▸ Prompt
Search the records that follow and extract every line containing the string "nphysischer".

◆ ◆ ◆ ◆ ◆

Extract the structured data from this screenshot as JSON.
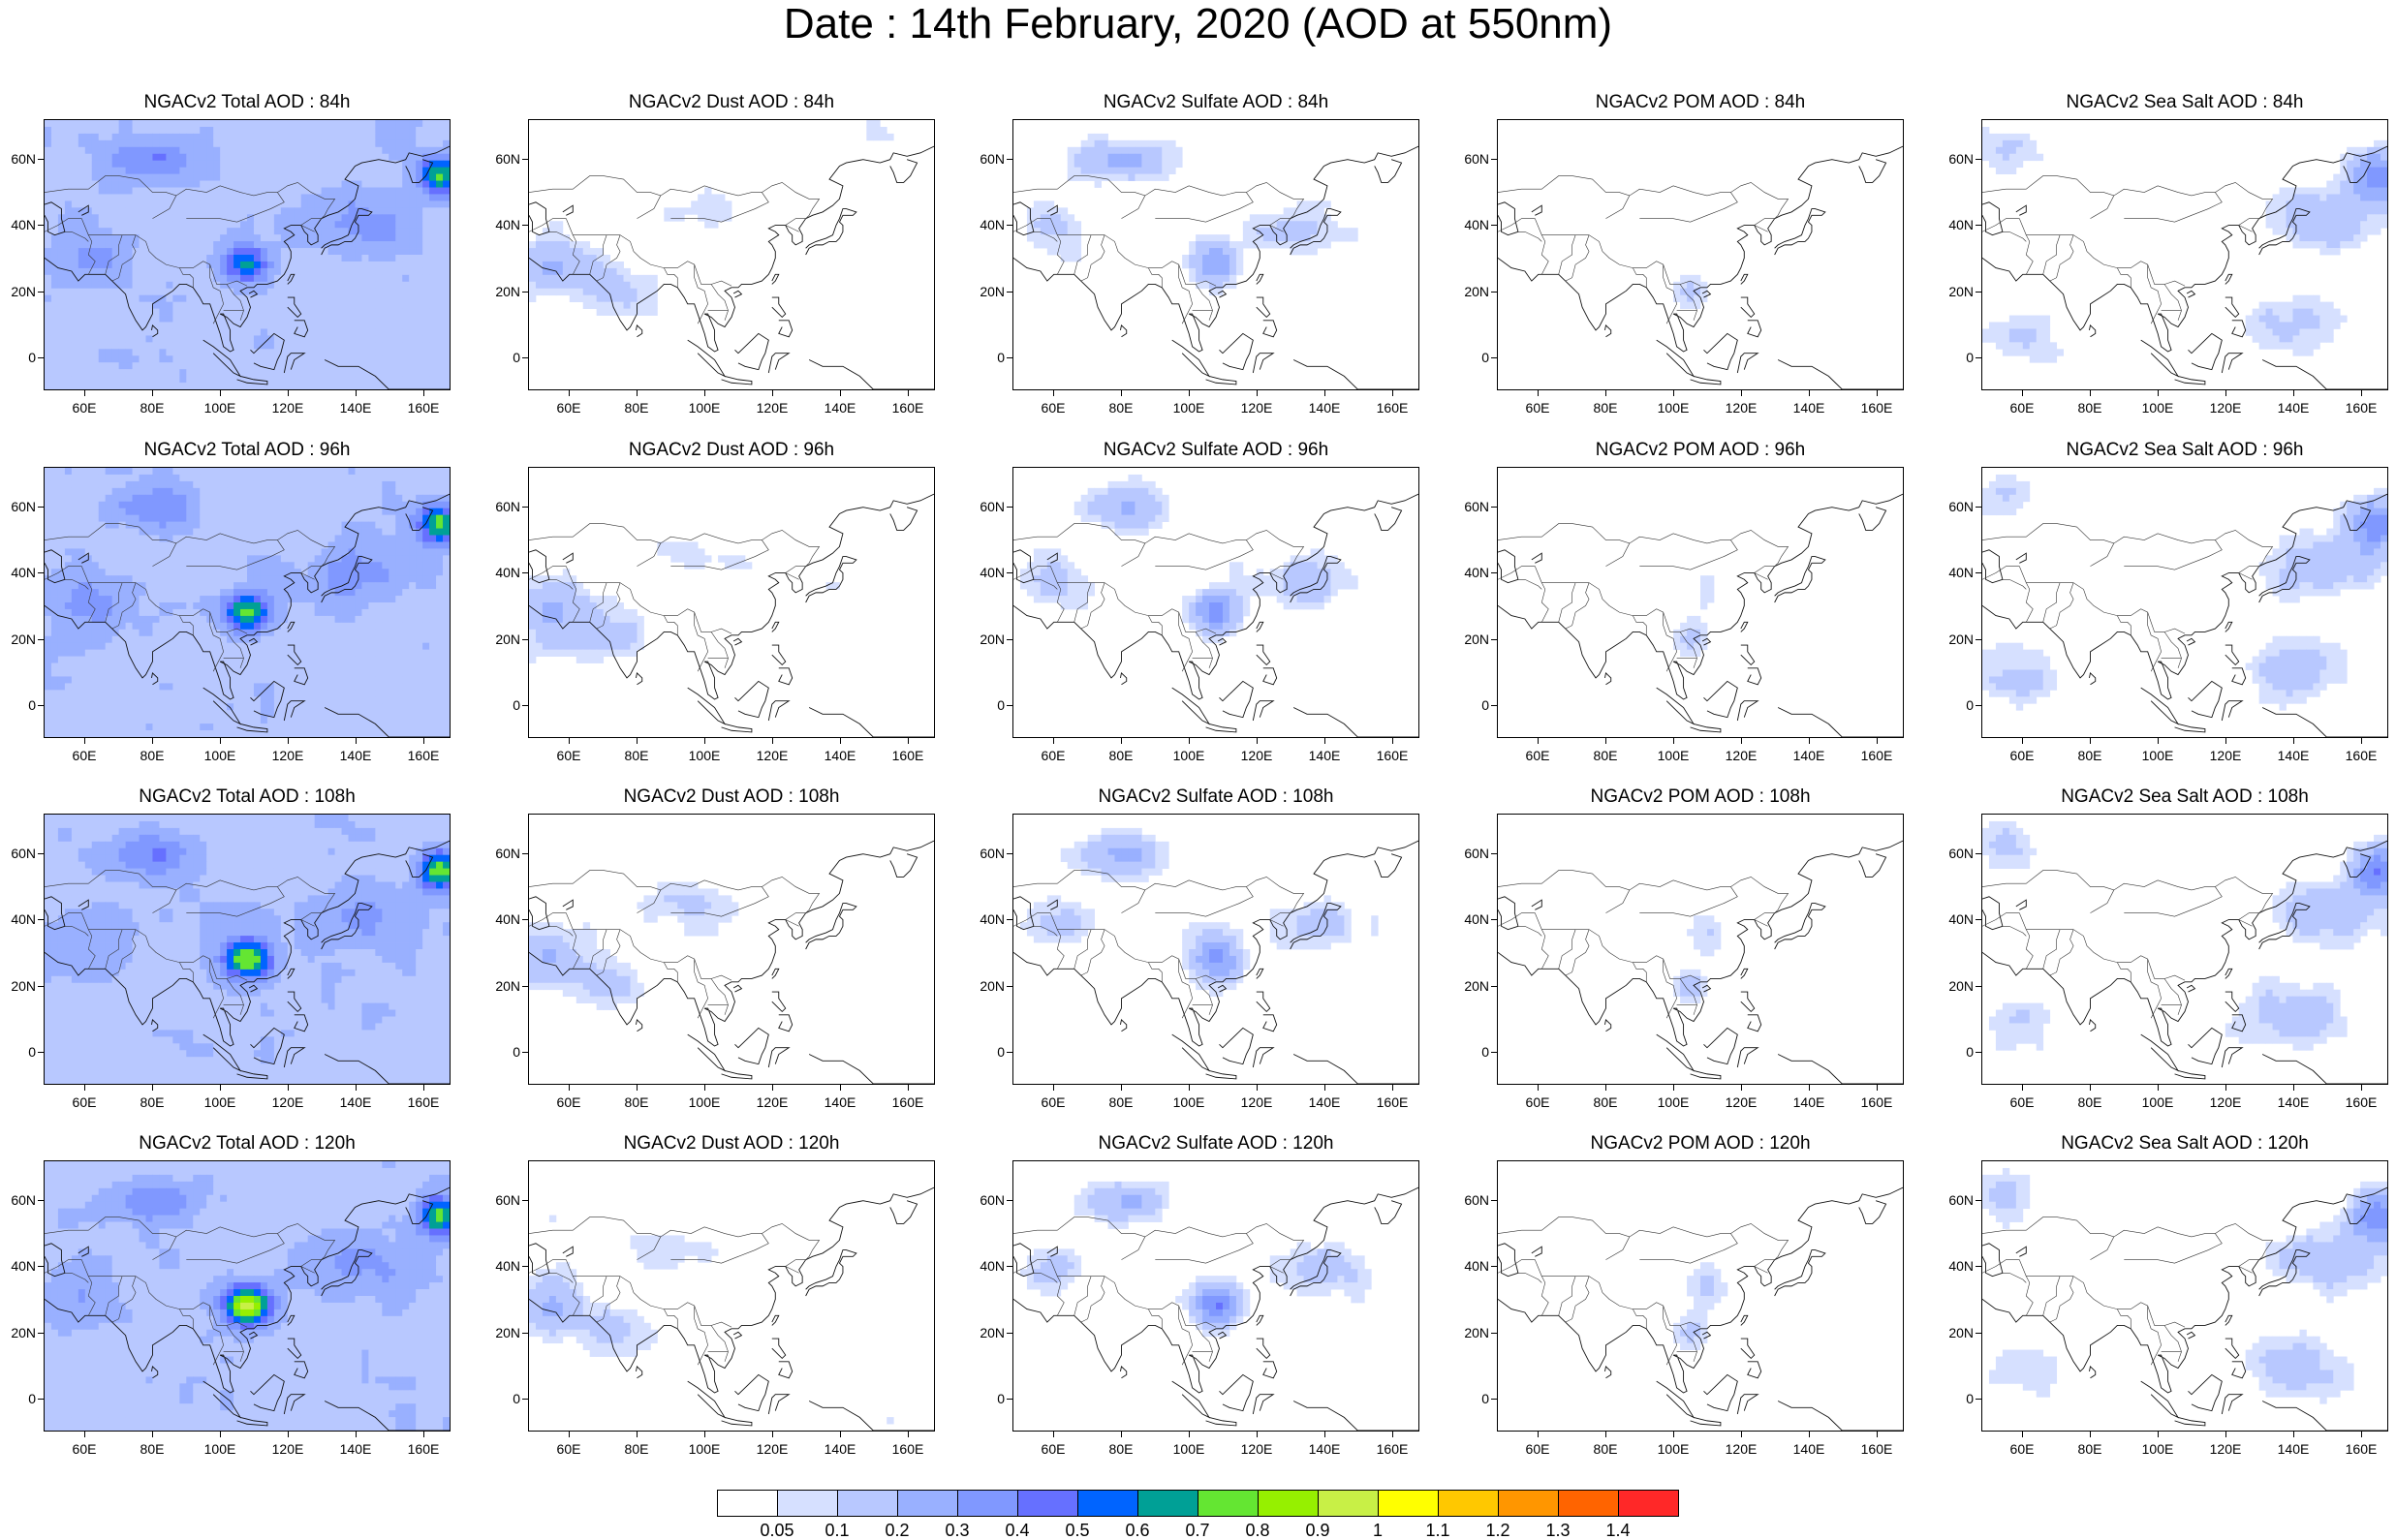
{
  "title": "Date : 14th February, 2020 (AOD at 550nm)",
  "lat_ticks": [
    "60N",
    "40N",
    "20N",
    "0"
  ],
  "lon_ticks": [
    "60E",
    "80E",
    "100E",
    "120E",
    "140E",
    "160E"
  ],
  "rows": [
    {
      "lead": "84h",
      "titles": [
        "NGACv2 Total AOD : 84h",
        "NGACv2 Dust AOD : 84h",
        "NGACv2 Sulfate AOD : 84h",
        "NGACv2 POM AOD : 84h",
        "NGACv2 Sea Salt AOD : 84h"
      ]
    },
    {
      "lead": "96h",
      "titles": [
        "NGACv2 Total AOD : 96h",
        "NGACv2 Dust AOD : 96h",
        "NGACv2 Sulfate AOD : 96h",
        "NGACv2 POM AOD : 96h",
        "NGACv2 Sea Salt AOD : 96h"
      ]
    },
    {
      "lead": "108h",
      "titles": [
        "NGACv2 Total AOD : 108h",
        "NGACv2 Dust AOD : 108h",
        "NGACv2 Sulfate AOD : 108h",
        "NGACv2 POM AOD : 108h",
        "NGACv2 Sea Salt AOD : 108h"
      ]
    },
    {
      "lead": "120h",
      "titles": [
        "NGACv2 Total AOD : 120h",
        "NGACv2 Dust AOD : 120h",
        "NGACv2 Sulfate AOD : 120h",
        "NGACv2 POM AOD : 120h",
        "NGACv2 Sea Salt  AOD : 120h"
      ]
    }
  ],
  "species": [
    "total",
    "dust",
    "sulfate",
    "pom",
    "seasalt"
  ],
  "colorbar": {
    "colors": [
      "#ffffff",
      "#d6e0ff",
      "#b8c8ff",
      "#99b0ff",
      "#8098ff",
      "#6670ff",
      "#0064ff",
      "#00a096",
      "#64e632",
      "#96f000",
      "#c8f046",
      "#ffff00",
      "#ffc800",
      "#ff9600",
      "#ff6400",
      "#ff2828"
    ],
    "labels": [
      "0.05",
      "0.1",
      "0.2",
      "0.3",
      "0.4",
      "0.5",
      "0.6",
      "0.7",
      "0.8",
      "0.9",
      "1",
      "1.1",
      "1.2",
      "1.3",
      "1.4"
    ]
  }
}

◆ ◆ ◆ ◆ ◆

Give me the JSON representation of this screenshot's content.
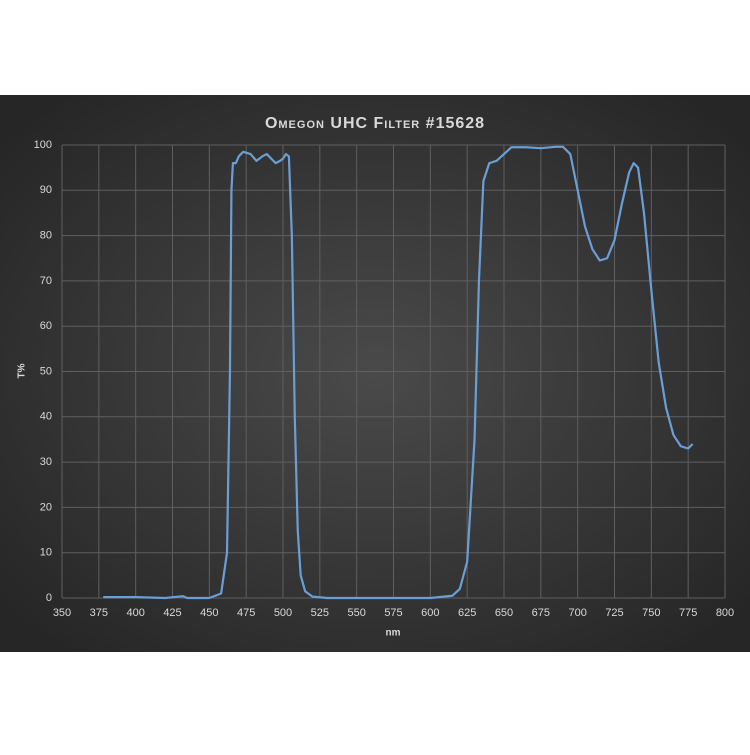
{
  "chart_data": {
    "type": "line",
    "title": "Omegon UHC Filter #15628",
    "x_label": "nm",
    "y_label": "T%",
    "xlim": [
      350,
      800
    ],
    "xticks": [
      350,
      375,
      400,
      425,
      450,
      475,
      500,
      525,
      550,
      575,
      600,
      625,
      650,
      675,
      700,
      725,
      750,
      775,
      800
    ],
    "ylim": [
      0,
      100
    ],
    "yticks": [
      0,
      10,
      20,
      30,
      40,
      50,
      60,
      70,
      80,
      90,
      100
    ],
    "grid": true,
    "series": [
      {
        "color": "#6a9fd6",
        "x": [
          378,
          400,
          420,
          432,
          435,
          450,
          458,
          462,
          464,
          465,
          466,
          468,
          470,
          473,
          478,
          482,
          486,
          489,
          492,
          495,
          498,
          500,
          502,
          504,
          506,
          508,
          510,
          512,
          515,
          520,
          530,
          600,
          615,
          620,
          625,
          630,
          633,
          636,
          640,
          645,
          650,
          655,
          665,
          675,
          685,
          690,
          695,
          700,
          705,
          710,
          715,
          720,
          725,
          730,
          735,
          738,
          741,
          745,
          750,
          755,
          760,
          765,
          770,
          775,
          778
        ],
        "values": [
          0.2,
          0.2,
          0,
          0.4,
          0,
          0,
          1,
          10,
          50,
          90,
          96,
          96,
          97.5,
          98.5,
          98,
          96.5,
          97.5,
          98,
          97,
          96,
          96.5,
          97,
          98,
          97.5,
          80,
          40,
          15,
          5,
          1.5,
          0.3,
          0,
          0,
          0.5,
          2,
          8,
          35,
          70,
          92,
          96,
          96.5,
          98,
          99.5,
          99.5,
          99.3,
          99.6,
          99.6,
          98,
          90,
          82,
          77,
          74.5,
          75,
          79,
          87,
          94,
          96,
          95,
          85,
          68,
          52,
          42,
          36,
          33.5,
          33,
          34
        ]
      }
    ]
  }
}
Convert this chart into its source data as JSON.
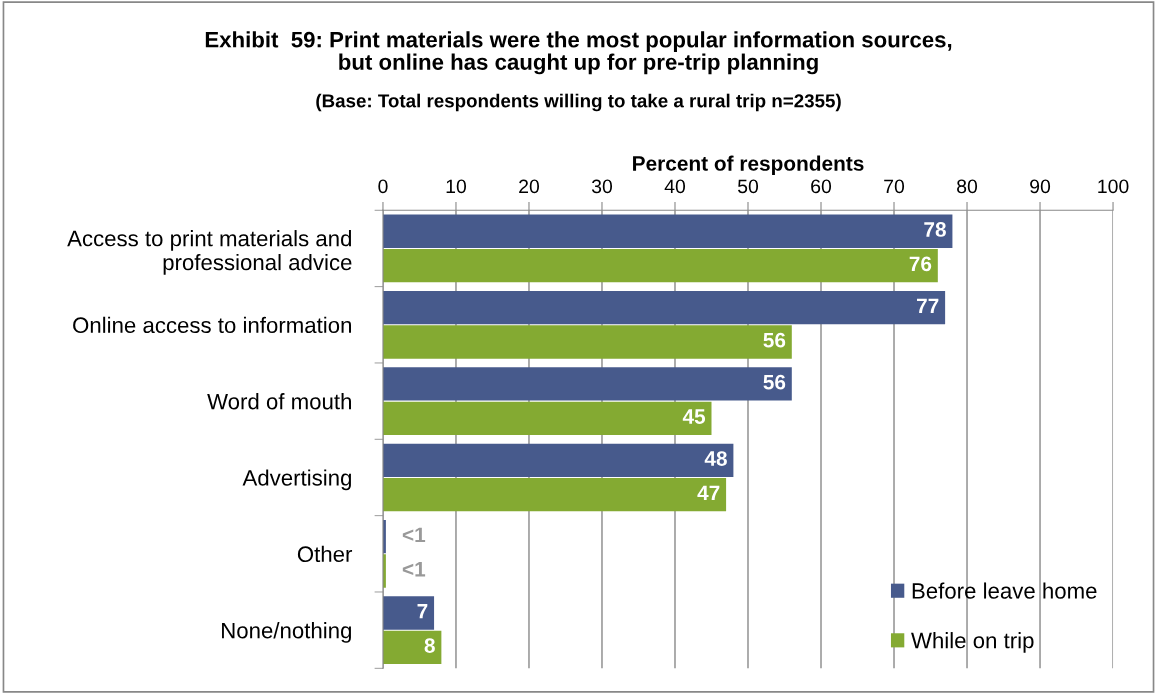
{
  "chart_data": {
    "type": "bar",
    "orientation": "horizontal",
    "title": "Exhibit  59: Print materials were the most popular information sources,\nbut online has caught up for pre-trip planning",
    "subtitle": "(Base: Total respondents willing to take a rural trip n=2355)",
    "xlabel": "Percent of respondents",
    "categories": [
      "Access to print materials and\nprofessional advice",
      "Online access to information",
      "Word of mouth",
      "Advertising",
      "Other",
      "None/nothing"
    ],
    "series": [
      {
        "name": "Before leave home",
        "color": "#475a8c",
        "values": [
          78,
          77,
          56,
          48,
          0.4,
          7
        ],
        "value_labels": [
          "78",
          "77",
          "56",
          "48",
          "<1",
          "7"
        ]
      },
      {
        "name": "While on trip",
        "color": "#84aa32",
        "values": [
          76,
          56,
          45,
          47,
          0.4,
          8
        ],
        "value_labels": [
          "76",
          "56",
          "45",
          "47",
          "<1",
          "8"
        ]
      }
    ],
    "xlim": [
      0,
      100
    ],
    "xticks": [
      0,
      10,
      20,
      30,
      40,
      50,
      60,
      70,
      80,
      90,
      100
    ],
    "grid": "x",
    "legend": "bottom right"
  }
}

◆ ◆ ◆ ◆ ◆

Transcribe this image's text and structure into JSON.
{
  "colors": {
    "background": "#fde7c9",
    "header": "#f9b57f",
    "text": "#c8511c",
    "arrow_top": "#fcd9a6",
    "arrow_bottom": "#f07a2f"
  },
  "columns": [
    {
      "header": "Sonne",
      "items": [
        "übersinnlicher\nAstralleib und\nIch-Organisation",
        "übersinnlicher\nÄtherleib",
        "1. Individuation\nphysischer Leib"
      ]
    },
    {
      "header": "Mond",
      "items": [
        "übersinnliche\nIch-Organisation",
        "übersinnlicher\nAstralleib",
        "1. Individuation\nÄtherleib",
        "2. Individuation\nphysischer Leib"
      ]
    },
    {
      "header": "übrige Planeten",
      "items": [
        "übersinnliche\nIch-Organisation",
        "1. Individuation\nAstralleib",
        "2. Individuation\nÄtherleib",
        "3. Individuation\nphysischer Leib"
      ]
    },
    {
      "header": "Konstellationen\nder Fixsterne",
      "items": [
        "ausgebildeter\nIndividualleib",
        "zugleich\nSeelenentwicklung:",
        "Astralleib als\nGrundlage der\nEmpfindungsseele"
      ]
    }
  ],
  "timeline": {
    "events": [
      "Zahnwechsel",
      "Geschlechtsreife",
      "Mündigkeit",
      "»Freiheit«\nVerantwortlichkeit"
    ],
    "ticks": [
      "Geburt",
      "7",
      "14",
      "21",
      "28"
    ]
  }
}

◆ ◆ ◆ ◆ ◆

▸ Solution to the exercise
        "1. Individuation\nphysischer Leib"
        "2. Individuation\nphysischer Leib"
        "3. Individuation\nphysischer Leib"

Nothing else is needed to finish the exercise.